■ Goal of the exercise
Select all lines holding the word "Commanders" from the entries that follow.

■ Items
= = = = = = =
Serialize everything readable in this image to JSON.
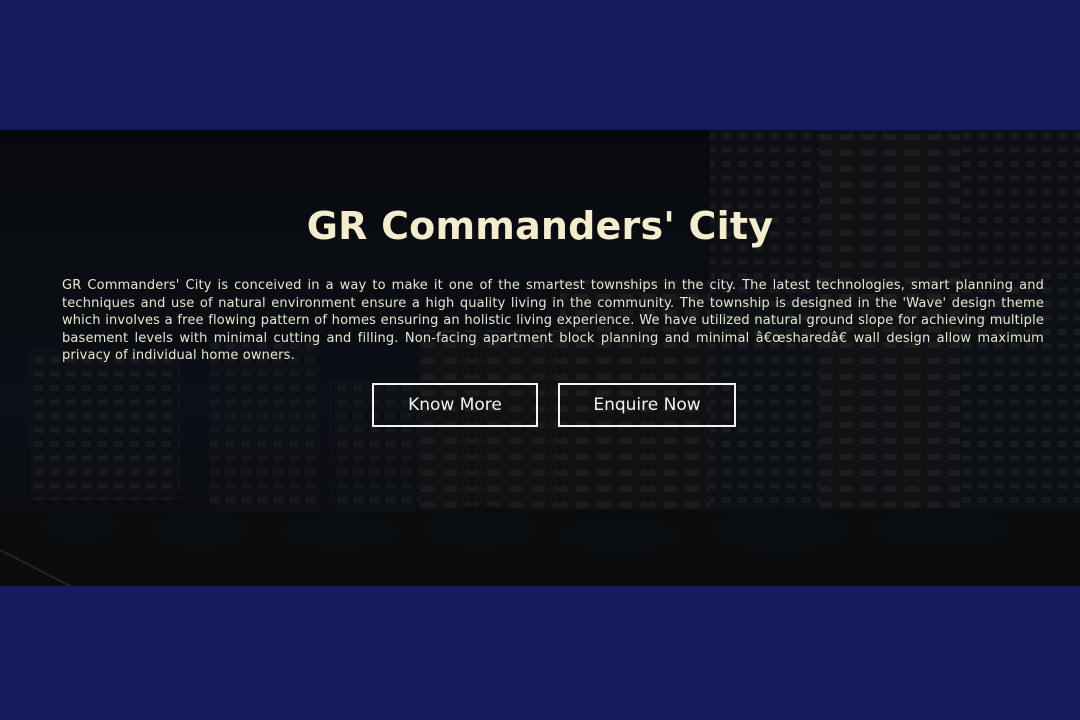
{
  "page": {
    "colors": {
      "background": "#15195e",
      "hero_overlay": "#0b0d10",
      "title": "#f3eccd",
      "text": "#ebe6d0",
      "button_border": "#f2f2f2"
    }
  },
  "hero": {
    "title": "GR Commanders' City",
    "description": "GR Commanders' City is conceived in a way to make it one of the smartest townships in the city. The latest technologies, smart planning and techniques and use of natural environment ensure a high quality living in the community. The township is designed in the 'Wave' design theme which involves a free flowing pattern of homes ensuring an holistic living experience. We have utilized natural ground slope for achieving multiple basement levels with minimal cutting and filling. Non-facing apartment block planning and minimal â€œsharedâ€ wall design allow maximum privacy of individual home owners.",
    "buttons": {
      "know_more": "Know More",
      "enquire_now": "Enquire Now"
    }
  }
}
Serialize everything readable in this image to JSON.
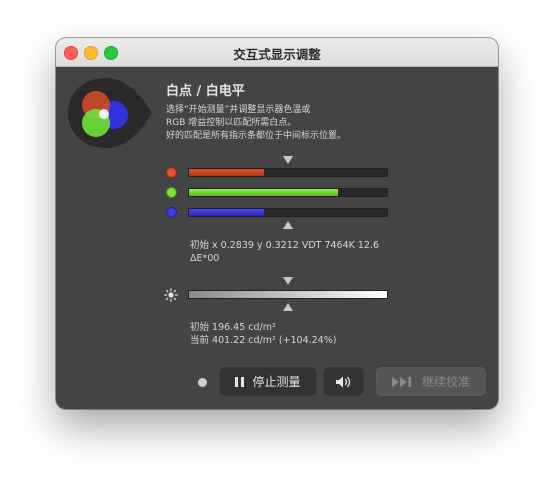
{
  "window": {
    "title": "交互式显示调整"
  },
  "section": {
    "heading": "白点 / 白电平",
    "description": [
      "选择“开始测量”并调整显示器色温或",
      "RGB 增益控制以匹配所需白点。",
      "好的匹配是所有指示条都位于中间标示位置。"
    ]
  },
  "rgb_bars": [
    {
      "name": "red",
      "color": "#e0542c",
      "level": 0.38
    },
    {
      "name": "green",
      "color": "#7ee03a",
      "level": 0.75
    },
    {
      "name": "blue",
      "color": "#3a3ae6",
      "level": 0.38
    }
  ],
  "white_point_readout": {
    "line1": "初始 x 0.2839 y 0.3212 VDT 7464K 12.6",
    "line2": "ΔE*00"
  },
  "luminance_bar": {
    "level": 1.0
  },
  "luminance_readout": {
    "initial": "初始 196.45 cd/m²",
    "current": "当前 401.22 cd/m² (+104.24%)"
  },
  "buttons": {
    "stop_label": "停止测量",
    "continue_label": "继续校准"
  },
  "icons": {
    "pause": "pause-icon",
    "speaker": "speaker-icon",
    "skip": "skip-forward-icon",
    "brightness": "sun-icon",
    "logo": "rgb-circles-icon"
  }
}
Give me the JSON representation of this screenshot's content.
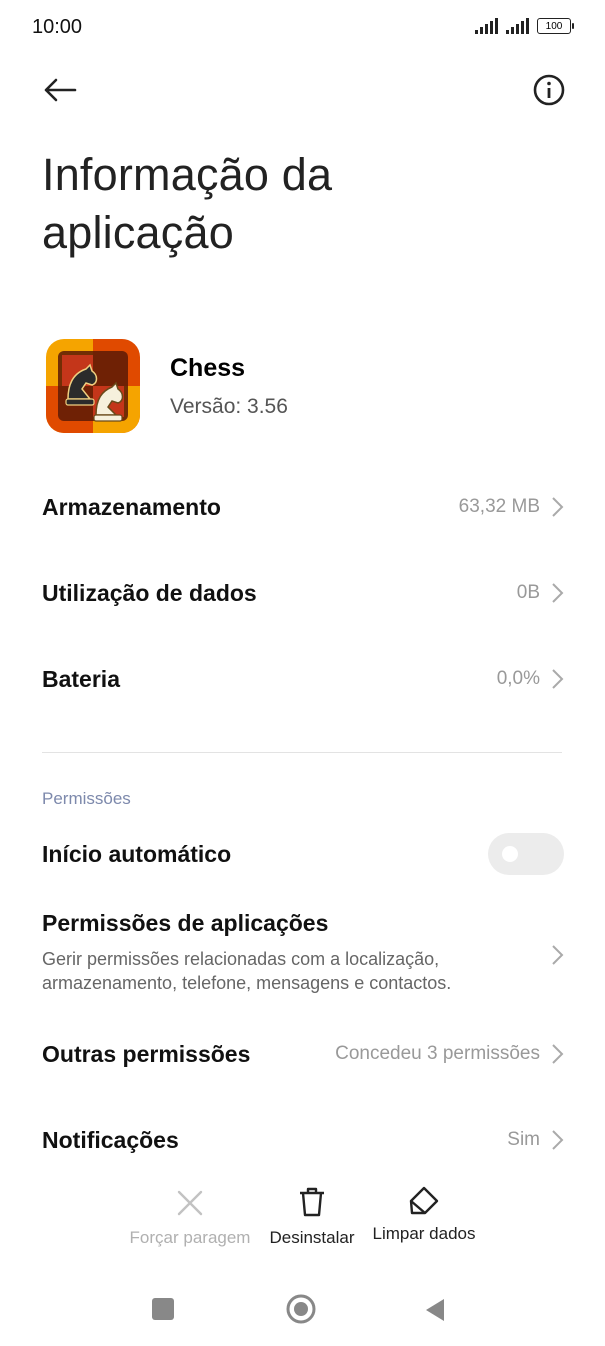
{
  "status_bar": {
    "time": "10:00",
    "battery": "100"
  },
  "header": {
    "title_line1": "Informação da",
    "title_line2": "aplicação"
  },
  "app": {
    "name": "Chess",
    "version": "Versão: 3.56"
  },
  "rows": {
    "storage": {
      "label": "Armazenamento",
      "value": "63,32 MB"
    },
    "data_usage": {
      "label": "Utilização de dados",
      "value": "0B"
    },
    "battery": {
      "label": "Bateria",
      "value": "0,0%"
    }
  },
  "permissions_section": {
    "title": "Permissões",
    "autostart": {
      "label": "Início automático",
      "enabled": false
    },
    "app_permissions": {
      "label": "Permissões de aplicações",
      "desc1": "Gerir permissões relacionadas com a localização,",
      "desc2": "armazenamento, telefone, mensagens e contactos."
    },
    "other_permissions": {
      "label": "Outras permissões",
      "value": "Concedeu 3 permissões"
    },
    "notifications": {
      "label": "Notificações",
      "value": "Sim"
    }
  },
  "actions": {
    "force_stop": "Forçar paragem",
    "uninstall": "Desinstalar",
    "clear_data": "Limpar dados"
  },
  "colors": {
    "accent_section": "#7d89ac",
    "disabled_text": "#b0b0b0"
  }
}
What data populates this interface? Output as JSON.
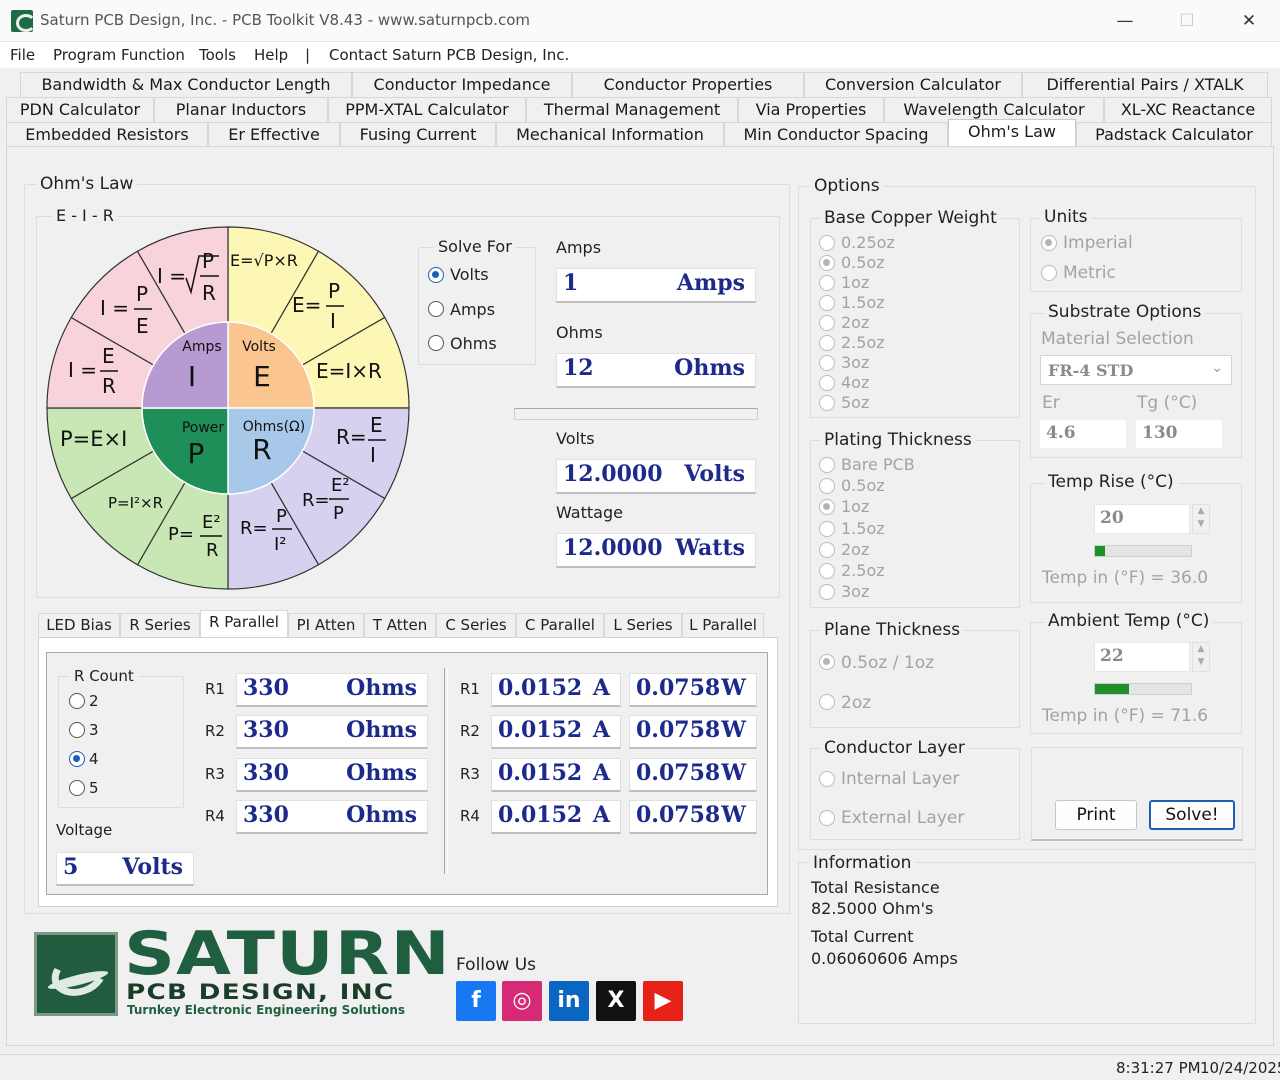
{
  "window": {
    "title": "Saturn PCB Design, Inc. - PCB Toolkit V8.43 - www.saturnpcb.com",
    "min": "—",
    "max": "☐",
    "close": "✕"
  },
  "menu": [
    "File",
    "Program Function",
    "Tools",
    "Help",
    "|",
    "Contact Saturn PCB Design, Inc."
  ],
  "tabs": {
    "row1": [
      "Bandwidth & Max Conductor Length",
      "Conductor Impedance",
      "Conductor Properties",
      "Conversion Calculator",
      "Differential Pairs / XTALK"
    ],
    "row2": [
      "PDN Calculator",
      "Planar Inductors",
      "PPM-XTAL Calculator",
      "Thermal Management",
      "Via Properties",
      "Wavelength Calculator",
      "XL-XC Reactance"
    ],
    "row3": [
      "Embedded Resistors",
      "Er Effective",
      "Fusing Current",
      "Mechanical Information",
      "Min Conductor Spacing",
      "Ohm's Law",
      "Padstack Calculator"
    ]
  },
  "ohms_law": {
    "group_label": "Ohm's Law",
    "eir_label": "E - I - R",
    "wheel": {
      "amps": "Amps",
      "I": "I",
      "volts": "Volts",
      "E": "E",
      "power": "Power",
      "P": "P",
      "ohms": "Ohms(Ω)",
      "R": "R",
      "i_sqrt": "I =",
      "i_pe_p": "P",
      "i_pe_e": "E",
      "i_pe_lhs": "I =",
      "i_er_lhs": "I =",
      "i_er_e": "E",
      "i_er_r": "R",
      "i_sqrt_p": "P",
      "i_sqrt_r": "R",
      "e_sqrt": "E=√P×R",
      "e_pi_lhs": "E=",
      "e_pi_p": "P",
      "e_pi_i": "I",
      "e_ir": "E=I×R",
      "r_ei_lhs": "R=",
      "r_ei_e": "E",
      "r_ei_i": "I",
      "r_ep_lhs": "R=",
      "r_ep_e": "E²",
      "r_ep_p": "P",
      "r_pi_lhs": "R=",
      "r_pi_p": "P",
      "r_pi_i": "I²",
      "p_er_lhs": "P=",
      "p_er_e": "E²",
      "p_er_r": "R",
      "p_i2r": "P=I²×R",
      "p_ei": "P=E×I"
    },
    "solve_for": {
      "label": "Solve For",
      "options": [
        "Volts",
        "Amps",
        "Ohms"
      ],
      "selected": "Volts"
    },
    "amps": {
      "label": "Amps",
      "value": "1",
      "unit": "Amps"
    },
    "ohms": {
      "label": "Ohms",
      "value": "12",
      "unit": "Ohms"
    },
    "volts": {
      "label": "Volts",
      "value": "12.0000",
      "unit": "Volts"
    },
    "wattage": {
      "label": "Wattage",
      "value": "12.0000",
      "unit": "Watts"
    }
  },
  "subtabs": [
    "LED Bias",
    "R Series",
    "R Parallel",
    "PI Atten",
    "T Atten",
    "C Series",
    "C Parallel",
    "L Series",
    "L Parallel"
  ],
  "r_parallel": {
    "r_count": {
      "label": "R Count",
      "options": [
        "2",
        "3",
        "4",
        "5"
      ],
      "selected": "4"
    },
    "voltage": {
      "label": "Voltage",
      "value": "5",
      "unit": "Volts"
    },
    "resistors": [
      {
        "label": "R1",
        "value": "330",
        "unit": "Ohms",
        "amps": "0.0152",
        "amps_unit": "A",
        "watts": "0.0758",
        "watts_unit": "W"
      },
      {
        "label": "R2",
        "value": "330",
        "unit": "Ohms",
        "amps": "0.0152",
        "amps_unit": "A",
        "watts": "0.0758",
        "watts_unit": "W"
      },
      {
        "label": "R3",
        "value": "330",
        "unit": "Ohms",
        "amps": "0.0152",
        "amps_unit": "A",
        "watts": "0.0758",
        "watts_unit": "W"
      },
      {
        "label": "R4",
        "value": "330",
        "unit": "Ohms",
        "amps": "0.0152",
        "amps_unit": "A",
        "watts": "0.0758",
        "watts_unit": "W"
      }
    ]
  },
  "options": {
    "label": "Options",
    "base_copper": {
      "label": "Base Copper Weight",
      "options": [
        "0.25oz",
        "0.5oz",
        "1oz",
        "1.5oz",
        "2oz",
        "2.5oz",
        "3oz",
        "4oz",
        "5oz"
      ],
      "selected": "0.5oz"
    },
    "plating": {
      "label": "Plating Thickness",
      "options": [
        "Bare PCB",
        "0.5oz",
        "1oz",
        "1.5oz",
        "2oz",
        "2.5oz",
        "3oz"
      ],
      "selected": "1oz"
    },
    "plane": {
      "label": "Plane Thickness",
      "options": [
        "0.5oz / 1oz",
        "2oz"
      ],
      "selected": "0.5oz / 1oz"
    },
    "conductor_layer": {
      "label": "Conductor Layer",
      "options": [
        "Internal Layer",
        "External Layer"
      ]
    },
    "units": {
      "label": "Units",
      "options": [
        "Imperial",
        "Metric"
      ],
      "selected": "Imperial"
    },
    "substrate": {
      "label": "Substrate Options",
      "material_label": "Material Selection",
      "material": "FR-4 STD",
      "er_label": "Er",
      "er": "4.6",
      "tg_label": "Tg (°C)",
      "tg": "130"
    },
    "temp_rise": {
      "label": "Temp Rise (°C)",
      "value": "20",
      "progress": 0.1,
      "readout": "Temp in (°F) = 36.0"
    },
    "ambient": {
      "label": "Ambient Temp (°C)",
      "value": "22",
      "progress": 0.35,
      "readout": "Temp in (°F) = 71.6"
    },
    "print": "Print",
    "solve": "Solve!"
  },
  "information": {
    "label": "Information",
    "total_resistance_label": "Total Resistance",
    "total_resistance": "82.5000 Ohm's",
    "total_current_label": "Total Current",
    "total_current": "0.06060606 Amps"
  },
  "logo": {
    "line1": "SATURN",
    "line2": "PCB DESIGN, INC",
    "line3": "Turnkey Electronic Engineering Solutions"
  },
  "follow": {
    "label": "Follow Us",
    "icons": [
      "f",
      "◎",
      "in",
      "X",
      "▶"
    ]
  },
  "status": {
    "time": "8:31:27 PM",
    "date": "10/24/2025"
  },
  "colors": {
    "pink": "#f9d3dc",
    "yellow": "#fdf7b6",
    "green": "#c9e7b4",
    "lavender": "#d5d1ee",
    "purple": "#b79ad1",
    "orange": "#fbc58f",
    "darkgreen": "#1f8f5a",
    "blue": "#a8c8ea",
    "facebook": "#1877f2",
    "instagram": "#d62976",
    "linkedin": "#0a66c2",
    "x": "#111111",
    "youtube": "#e62117"
  }
}
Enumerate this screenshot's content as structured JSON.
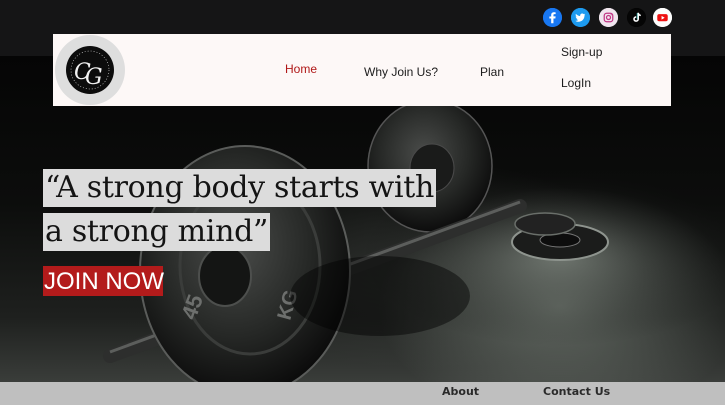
{
  "social": {
    "facebook": "facebook-icon",
    "twitter": "twitter-icon",
    "instagram": "instagram-icon",
    "tiktok": "tiktok-icon",
    "youtube": "youtube-icon"
  },
  "logo": {
    "monogram": "CG"
  },
  "nav": {
    "home": "Home",
    "why_join": "Why Join Us?",
    "plan": "Plan",
    "signup": "Sign-up",
    "login": "LogIn"
  },
  "hero": {
    "quote_line1": "“A strong body starts with",
    "quote_line2": "a strong mind”",
    "cta": "JOIN NOW"
  },
  "footer": {
    "about": "About",
    "contact": "Contact Us"
  },
  "colors": {
    "accent": "#b31b1b",
    "topbar": "#151516",
    "nav_bg": "#fdf8f7"
  }
}
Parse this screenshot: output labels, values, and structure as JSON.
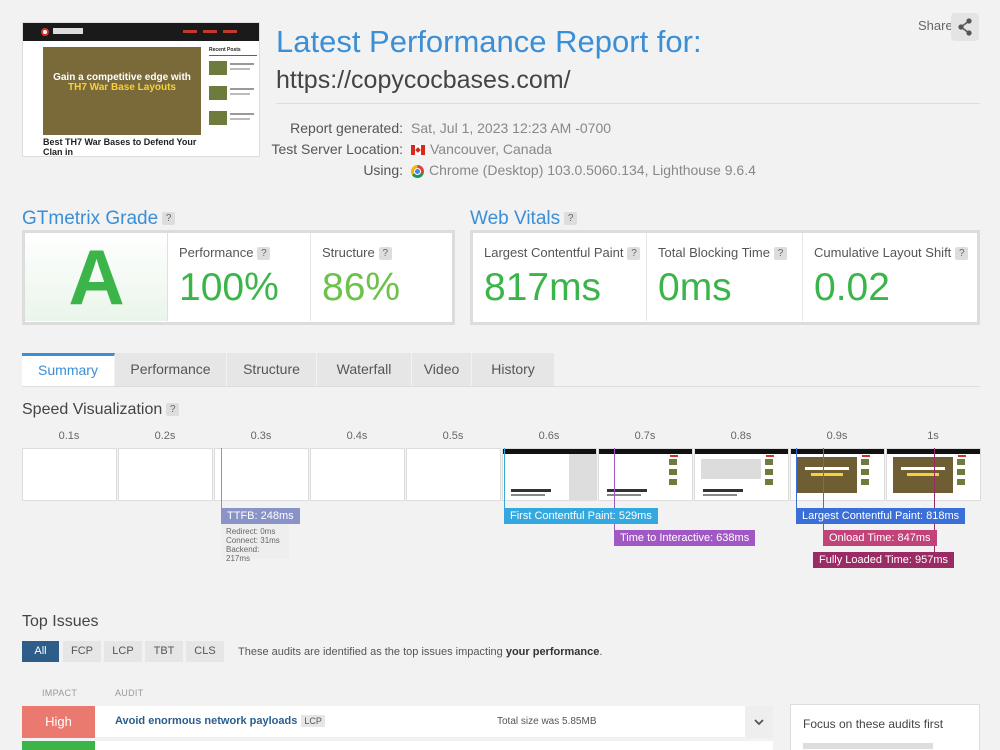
{
  "header": {
    "title": "Latest Performance Report for:",
    "url": "https://copycocbases.com/",
    "share_label": "Share"
  },
  "thumbnail": {
    "headline_part1": "Gain a competitive edge with ",
    "headline_highlight": "TH7 War Base Layouts",
    "caption": "Best TH7 War Bases to Defend Your Clan in",
    "sidebar_title": "Recent Posts"
  },
  "meta": {
    "report_generated_label": "Report generated:",
    "report_generated_value": "Sat, Jul 1, 2023 12:23 AM -0700",
    "server_label": "Test Server Location:",
    "server_value": "Vancouver, Canada",
    "using_label": "Using:",
    "using_value": "Chrome (Desktop) 103.0.5060.134, Lighthouse 9.6.4"
  },
  "grade": {
    "title": "GTmetrix Grade",
    "letter": "A",
    "performance_label": "Performance",
    "performance_value": "100%",
    "structure_label": "Structure",
    "structure_value": "86%"
  },
  "vitals": {
    "title": "Web Vitals",
    "lcp_label": "Largest Contentful Paint",
    "lcp_value": "817ms",
    "tbt_label": "Total Blocking Time",
    "tbt_value": "0ms",
    "cls_label": "Cumulative Layout Shift",
    "cls_value": "0.02"
  },
  "tabs": [
    "Summary",
    "Performance",
    "Structure",
    "Waterfall",
    "Video",
    "History"
  ],
  "speed": {
    "title": "Speed Visualization",
    "ticks": [
      "0.1s",
      "0.2s",
      "0.3s",
      "0.4s",
      "0.5s",
      "0.6s",
      "0.7s",
      "0.8s",
      "0.9s",
      "1s"
    ],
    "ttfb": "TTFB: 248ms",
    "redirect": "Redirect: 0ms",
    "connect": "Connect: 31ms",
    "backend": "Backend: 217ms",
    "fcp": "First Contentful Paint: 529ms",
    "tti": "Time to Interactive: 638ms",
    "lcp": "Largest Contentful Paint: 818ms",
    "onload": "Onload Time: 847ms",
    "fully_loaded": "Fully Loaded Time: 957ms",
    "colors": {
      "ttfb": "#8a93c7",
      "fcp": "#35a8e0",
      "tti": "#a158c4",
      "lcp": "#3a6fd8",
      "onload": "#c2427a",
      "fully_loaded": "#9b2b65"
    }
  },
  "top_issues": {
    "title": "Top Issues",
    "filters": [
      "All",
      "FCP",
      "LCP",
      "TBT",
      "CLS"
    ],
    "note_prefix": "These audits are identified as the top issues impacting ",
    "note_bold": "your performance",
    "note_suffix": ".",
    "col_impact": "IMPACT",
    "col_audit": "AUDIT",
    "issue1_impact": "High",
    "issue1_name": "Avoid enormous network payloads",
    "issue1_badge": "LCP",
    "issue1_detail": "Total size was 5.85MB",
    "focus_title": "Focus on these audits first"
  }
}
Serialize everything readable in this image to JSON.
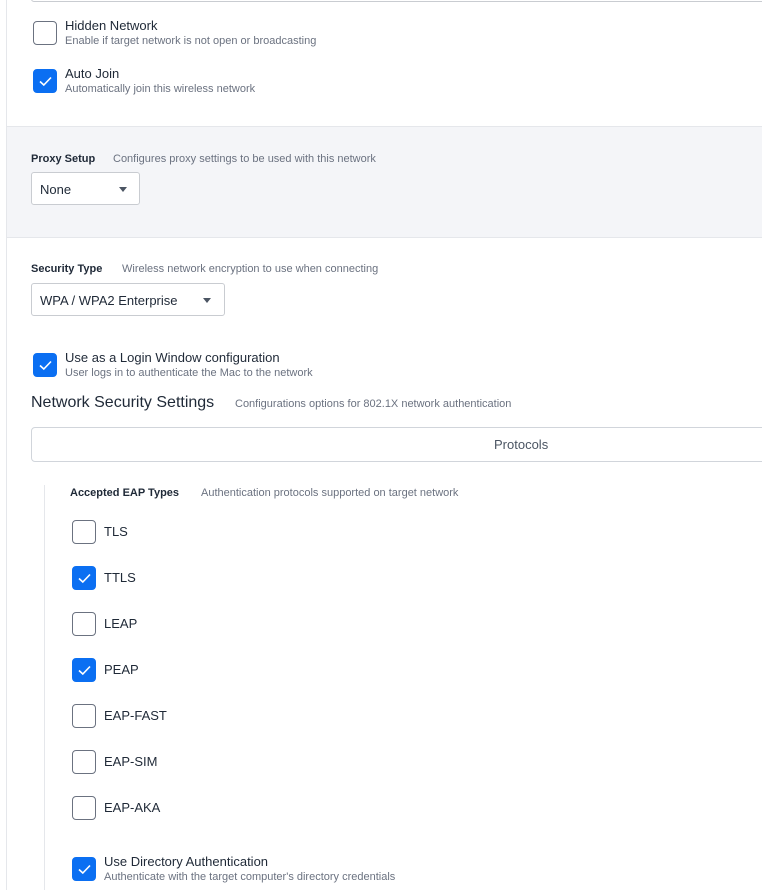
= = = = = = =
■ Reply
    "title": "GR Commanders' City",
    "description": "GR Commanders' City is conceived in a way to make it one of the smartest townships in the city. The latest technologies, smart planning and techniques and use of natural environment ensure a high quality living in the community. The township is designed in the 'Wave' design theme which involves a free flowing pattern of homes ensuring an holistic living experience. We have utilized natural ground slope for achieving multiple basement levels with minimal cutting and filling. Non-facing apartment block planning and minimal â€œsharedâ€ wall design allow maximum privacy of individual home owners.",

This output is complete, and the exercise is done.